>> start

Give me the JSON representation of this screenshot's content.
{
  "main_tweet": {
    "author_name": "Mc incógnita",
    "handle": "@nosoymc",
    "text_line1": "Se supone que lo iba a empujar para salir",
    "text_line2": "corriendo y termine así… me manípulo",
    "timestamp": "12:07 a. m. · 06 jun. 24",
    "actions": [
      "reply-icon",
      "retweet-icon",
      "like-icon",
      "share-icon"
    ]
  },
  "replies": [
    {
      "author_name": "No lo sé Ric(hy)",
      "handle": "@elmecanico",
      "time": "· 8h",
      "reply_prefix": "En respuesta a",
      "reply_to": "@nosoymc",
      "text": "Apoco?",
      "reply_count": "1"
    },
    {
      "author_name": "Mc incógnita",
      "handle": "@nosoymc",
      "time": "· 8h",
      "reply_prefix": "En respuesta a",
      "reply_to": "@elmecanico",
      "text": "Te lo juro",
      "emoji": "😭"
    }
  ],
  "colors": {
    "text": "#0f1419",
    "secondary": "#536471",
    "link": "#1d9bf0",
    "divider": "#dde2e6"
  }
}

>> end

PROBLEM DESCRIPTION – Look for the word "elmecanico" and return every line where it occurs.

EXERCISE RESULT –
      "handle": "@elmecanico",
      "reply_to": "@elmecanico",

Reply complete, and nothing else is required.